> **TASKS AND EXERCISES**
1. Answer these questions from the machine learning notes.
(a) What is the part cut out of the training set but not used for training called?
(b) In transfer learning from A to B, which task should have a lot more data?
(c) For multi-task learning, what is usually true of the amount of data for each task?
2. Format the rows as a JSON list of strings, one string per line. Start with the line that contains "window-toggle: 90d 180d" and go on through the line that contains "chart-legend: BTC-DXY BTC-GLD", including both, and give only those lines.

> **SUPPLIED PASSAGE**
_ _ _ _ _ _ _
When we found there is a big gap between the training set and the dev/test set but not sure if there is a difference in the distribution of them, what should we do? We can cut out part of the training set as a “training-dev” set, which has the same distribution as training set, but not used for training. We can use this training-dev set as well as the dev set to measure the performance of out model to see whether there is a mismatched data distribution or a variance/bias problem we need to improve.
When it turns out that we do have a data mismatch problem, what should we do except regain a dataset?
- Carry out manual error analysis to try to understand difference between training and dev/test sets.
- Make training data more similar; or collect more data similar to dev/test sets. ⇒ Artificial data synthesis. Has problem of sampling from just a small subset of the possible input examples and easily overfitting.
Transfer Learning
When transfer learning make sense in A ⇒ B:
- Task A and B have the same input
- Have a lot more data for Task A then Task B
- Low level features from A could be helpful for learning B
Multi-task Learning
Not assigning a single label to a example, but going through the different classes and asking for each of the classes does that label appear in the example. So to dealing with this kind of problem, instead of build several networks each for one label, we can build a single network that is looking at each example and basically solving all labeling problems since some of the earlier features in neural network can be shared among these different labeling problems.
Why multi-task learning make sense?
- Training on a set of tasks that could benefit from having shared lower-level features;
- Usually: Amount of data you have for each task is quite similar (so we can consider multi-task learning as a kind of transfer learning when the number of tasks is large enough. Then for one specific task we can say the rest of the tasks (larger dataset) are doing transfer learning to this one(small dataset))
- Can train a big enough neural network to do well on all the task (only when the neural network is big enough)
_ _ _ _ _ _ _
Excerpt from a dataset
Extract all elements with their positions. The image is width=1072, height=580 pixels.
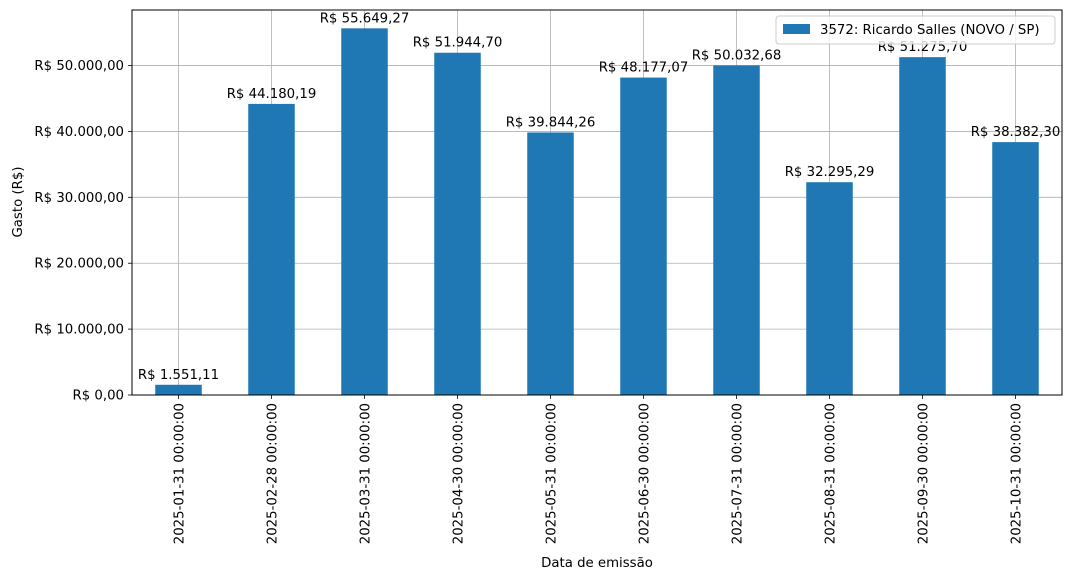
bar <box>155 384 202 395</box>
y-tick-label: R$ 10.000,00 <box>34 323 124 338</box>
y-tick-label: R$ 50.000,00 <box>34 59 124 74</box>
x-tick-label: 2025-07-31 00:00:00 <box>731 403 746 544</box>
y-tick-label: R$ 30.000,00 <box>34 191 124 206</box>
bar-value-label: R$ 55.649,27 <box>320 11 410 26</box>
bar <box>713 65 760 395</box>
bar-value-label: R$ 32.295,29 <box>785 165 875 180</box>
bars <box>155 28 1039 396</box>
x-tick-label: 2025-04-30 00:00:00 <box>452 403 467 544</box>
y-tick-label: R$ 40.000,00 <box>34 125 124 140</box>
legend-label: 3572: Ricardo Salles (NOVO / SP) <box>820 23 1040 38</box>
bar <box>620 77 667 396</box>
x-tick-label: 2025-02-28 00:00:00 <box>266 403 281 544</box>
bar-value-label: R$ 51.944,70 <box>413 36 503 51</box>
bar <box>434 52 481 395</box>
y-tick-label: R$ 0,00 <box>72 389 124 404</box>
bar <box>341 28 388 395</box>
bar-value-label: R$ 1.551,11 <box>138 368 219 383</box>
x-tick-label: 2025-05-31 00:00:00 <box>545 403 560 544</box>
x-axis-ticks: 2025-01-31 00:00:00 2025-02-28 00:00:00 20… <box>173 395 1025 544</box>
plot-frame <box>131 9 1063 396</box>
bar <box>248 103 295 396</box>
bar <box>899 57 946 395</box>
x-tick-label: 2025-01-31 00:00:00 <box>173 403 188 544</box>
bar-value-label: R$ 44.180,19 <box>227 87 317 102</box>
bar <box>806 182 853 395</box>
y-axis-ticks: R$ 0,00 R$ 10.000,00 R$ 20.000,00 R$ 30.000… <box>34 59 132 404</box>
legend-box <box>775 15 1056 45</box>
bar-value-label: R$ 38.382,30 <box>971 125 1061 140</box>
x-tick-label: 2025-10-31 00:00:00 <box>1010 403 1025 544</box>
bar-value-label: R$ 39.844,26 <box>506 115 596 130</box>
bar-value-label: R$ 48.177,07 <box>599 61 689 76</box>
x-axis-title: Data de emissão <box>541 556 653 571</box>
x-tick-label: 2025-03-31 00:00:00 <box>359 403 374 544</box>
bar <box>992 142 1039 395</box>
x-tick-label: 2025-09-30 00:00:00 <box>917 403 932 544</box>
legend-swatch <box>783 24 810 34</box>
y-tick-label: R$ 20.000,00 <box>34 257 124 272</box>
x-tick-label: 2025-08-31 00:00:00 <box>824 403 839 544</box>
bar-value-label: R$ 50.032,68 <box>692 48 782 63</box>
x-tick-label: 2025-06-30 00:00:00 <box>638 403 653 544</box>
bar <box>527 132 574 396</box>
y-axis-title: Gasto (R$) <box>11 166 26 237</box>
legend: 3572: Ricardo Salles (NOVO / SP) <box>775 15 1056 45</box>
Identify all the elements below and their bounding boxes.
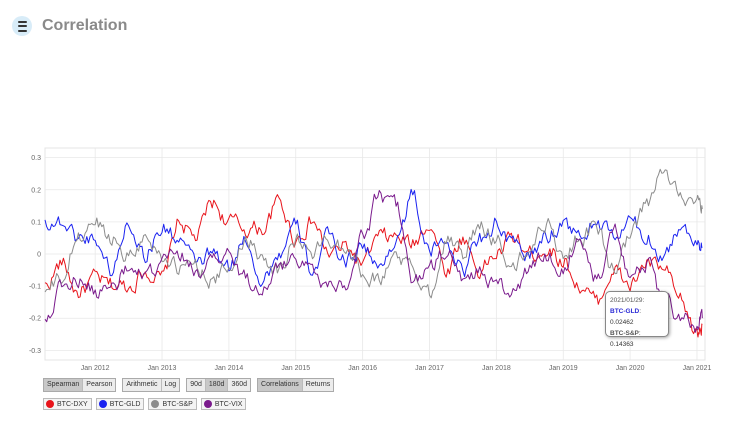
window-toggle: 90d 180d 360d — [186, 378, 252, 392]
x-tick-label: Jan 2015 — [281, 365, 310, 370]
correlations-button[interactable]: Correlations — [258, 379, 303, 391]
x-tick-label: Jan 2017 — [415, 365, 444, 370]
y-axis: 0.3 0.2 0.1 0 -0.1 -0.2 -0.3 — [29, 155, 41, 355]
series-line-btcgld — [44, 188, 703, 287]
pearson-button[interactable]: Pearson — [83, 379, 116, 391]
correlation-chart[interactable]: 0.30.20.10-0.1-0.2-0.3 Jan 2012 Jan 2013 J… — [0, 140, 738, 370]
window-180d-button[interactable]: 180d — [205, 379, 229, 391]
y-tick-label: -0.2 — [29, 316, 41, 323]
series-line-btcsp — [44, 168, 703, 299]
scale-toggle: Arithmetic Log — [122, 378, 181, 392]
series-line-btcdxy — [44, 194, 703, 338]
x-tick-label: Jan 2019 — [549, 365, 578, 370]
log-button[interactable]: Log — [161, 379, 180, 391]
header: Correlation — [12, 14, 127, 38]
database-icon — [12, 16, 32, 36]
legend-item-btc-dxy[interactable]: BTC-DXY — [43, 398, 92, 410]
tooltip-gld-value: : 0.02462 — [610, 308, 642, 326]
y-tick-label: 0.1 — [31, 219, 41, 226]
legend-label: BTC-VIX — [214, 400, 243, 408]
tooltip-date: 2021/01/29: — [610, 297, 645, 304]
chart-legend: BTC-DXY BTC-GLD BTC-S&P BTC-VIX — [43, 398, 247, 410]
window-360d-button[interactable]: 360d — [228, 379, 251, 391]
returns-button[interactable]: Returns — [302, 379, 334, 391]
y-tick-label: 0.2 — [31, 187, 41, 194]
x-tick-label: Jan 2021 — [683, 365, 712, 370]
y-tick-label: -0.1 — [29, 284, 41, 291]
legend-item-btc-gld[interactable]: BTC-GLD — [95, 398, 145, 410]
chart-series — [44, 168, 703, 338]
tooltip-gld-label: BTC-GLD — [610, 308, 640, 315]
window-90d-button[interactable]: 90d — [187, 379, 206, 391]
series-line-btcvix — [44, 190, 703, 333]
spearman-button[interactable]: Spearman — [44, 379, 84, 391]
legend-dot-icon — [203, 400, 212, 408]
chart-controls: Spearman Pearson Arithmetic Log 90d 180d… — [43, 378, 335, 392]
legend-item-btc-vix[interactable]: BTC-VIX — [200, 398, 247, 410]
y-tick-label: 0.3 — [31, 155, 41, 162]
y-tick-label: 0 — [37, 252, 41, 259]
x-tick-label: Jan 2013 — [148, 365, 177, 370]
legend-dot-icon — [98, 400, 107, 408]
method-toggle: Spearman Pearson — [43, 378, 117, 392]
chart-grid — [44, 147, 706, 361]
page-title: Correlation — [42, 17, 128, 34]
legend-label: BTC-GLD — [109, 400, 141, 408]
legend-item-btc-sp[interactable]: BTC-S&P — [148, 398, 197, 410]
legend-dot-icon — [151, 400, 160, 408]
arithmetic-button[interactable]: Arithmetic — [123, 379, 162, 391]
x-axis: Jan 2012 Jan 2013 Jan 2014 Jan 2015 Jan 2016… — [81, 365, 712, 370]
tooltip-sp-label: BTC-S&P — [610, 330, 639, 337]
legend-label: BTC-S&P — [162, 400, 193, 408]
x-tick-label: Jan 2020 — [616, 365, 645, 370]
x-tick-label: Jan 2012 — [81, 365, 110, 370]
chart-tooltip: 2021/01/29: BTC-GLD: 0.02462 BTC-S&P: 0.… — [605, 291, 669, 348]
legend-label: BTC-DXY — [57, 400, 88, 408]
legend-dot-icon — [46, 400, 54, 408]
y-tick-label: -0.3 — [29, 348, 41, 355]
view-toggle: Correlations Returns — [257, 378, 335, 392]
tooltip-sp-value: : 0.14363 — [610, 330, 641, 348]
x-tick-label: Jan 2018 — [482, 365, 511, 370]
x-tick-label: Jan 2016 — [348, 365, 377, 370]
x-tick-label: Jan 2014 — [214, 365, 243, 370]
_ _ _ _ _ _ _
> **RESPONSES**
1.
(a) A "training-dev" set.
(b) Task A.
(c) It is quite similar for each task.

2.
[
  "window-toggle: 90d 180d 360d — [186, 378, 252, 392]",
  "x-tick-label: Jan 2015 — [281, 365, 310, 370]",
  "correlations-button[interactable]: Correlations — [258, 379, 303, 391]",
  "x-tick-label: Jan 2017 — [415, 365, 444, 370]",
  "y-axis: 0.3 0.2 0.1 0 -0.1 -0.2 -0.3 — [29, 155, 41, 355]",
  "series-line-btcgld — [44, 188, 703, 287]",
  "pearson-button[interactable]: Pearson — [83, 379, 116, 391]",
  "correlation-chart[interactable]: 0.30.20.10-0.1-0.2-0.3 Jan 2012 Jan 2013 J… — [0, 140, 738, 370]",
  "window-180d-button[interactable]: 180d — [205, 379, 229, 391]",
  "y-tick-label: -0.2 — [29, 316, 41, 323]",
  "series-line-btcsp — [44, 168, 703, 299]",
  "scale-toggle: Arithmetic Log — [122, 378, 181, 392]",
  "series-line-btcdxy — [44, 194, 703, 338]",
  "x-tick-label: Jan 2019 — [549, 365, 578, 370]",
  "log-button[interactable]: Log — [161, 379, 180, 391]",
  "header: Correlation — [12, 14, 127, 38]",
  "database-icon — [12, 16, 32, 36]",
  "legend-item-btc-dxy[interactable]: BTC-DXY — [43, 398, 92, 410]",
  "tooltip-gld-value: : 0.02462 — [610, 308, 642, 326]",
  "y-tick-label: 0.1 — [31, 219, 41, 226]",
  "legend-label: BTC-VIX — [214, 400, 243, 408]",
  "tooltip-date: 2021/01/29: — [610, 297, 645, 304]",
  "chart-legend: BTC-DXY BTC-GLD BTC-S&P BTC-VIX — [43, 398, 247, 410]"
]